▸ TASK TO COMPLETE: Write out each line beneath this one exactly as it reads.

▸ DATA SECTION:
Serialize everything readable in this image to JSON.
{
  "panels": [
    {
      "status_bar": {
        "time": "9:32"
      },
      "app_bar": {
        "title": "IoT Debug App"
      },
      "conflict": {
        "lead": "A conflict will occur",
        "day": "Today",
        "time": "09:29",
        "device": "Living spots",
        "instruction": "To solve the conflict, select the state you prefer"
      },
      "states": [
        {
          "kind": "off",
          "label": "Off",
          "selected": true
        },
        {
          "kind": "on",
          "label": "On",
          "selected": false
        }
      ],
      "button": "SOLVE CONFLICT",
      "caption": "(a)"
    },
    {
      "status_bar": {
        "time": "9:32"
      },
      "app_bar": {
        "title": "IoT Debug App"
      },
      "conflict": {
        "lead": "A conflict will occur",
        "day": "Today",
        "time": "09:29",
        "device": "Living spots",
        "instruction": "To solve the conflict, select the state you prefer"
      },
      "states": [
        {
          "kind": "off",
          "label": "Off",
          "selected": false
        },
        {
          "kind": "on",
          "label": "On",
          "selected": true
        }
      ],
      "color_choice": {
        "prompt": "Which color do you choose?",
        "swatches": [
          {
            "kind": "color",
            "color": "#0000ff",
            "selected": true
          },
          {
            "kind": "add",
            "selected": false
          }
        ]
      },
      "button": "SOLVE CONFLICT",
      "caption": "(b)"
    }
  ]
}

▸ SOLUTION:
Serialize everything readable in this image to JSON.
{
  "panels": [
    {
      "status_bar": {
        "time": "9:32"
      },
      "app_bar": {
        "title": "IoT Debug App"
      },
      "conflict": {
        "lead": "A conflict will occur",
        "day": "Today",
        "time": "09:29",
        "device": "Living spots",
        "instruction": "To solve the conflict, select the state you prefer"
      },
      "states": [
        {
          "kind": "off",
          "label": "Off",
          "selected": true
        },
        {
          "kind": "on",
          "label": "On",
          "selected": false
        }
      ],
      "button": "SOLVE CONFLICT",
      "caption": "(a)"
    },
    {
      "status_bar": {
        "time": "9:32"
      },
      "app_bar": {
        "title": "IoT Debug App"
      },
      "conflict": {
        "lead": "A conflict will occur",
        "day": "Today",
        "time": "09:29",
        "device": "Living spots",
        "instruction": "To solve the conflict, select the state you prefer"
      },
      "states": [
        {
          "kind": "off",
          "label": "Off",
          "selected": false
        },
        {
          "kind": "on",
          "label": "On",
          "selected": true
        }
      ],
      "color_choice": {
        "prompt": "Which color do you choose?",
        "swatches": [
          {
            "kind": "color",
            "color": "#0000ff",
            "selected": true
          },
          {
            "kind": "add",
            "selected": false
          }
        ]
      },
      "button": "SOLVE CONFLICT",
      "caption": "(b)"
    }
  ]
}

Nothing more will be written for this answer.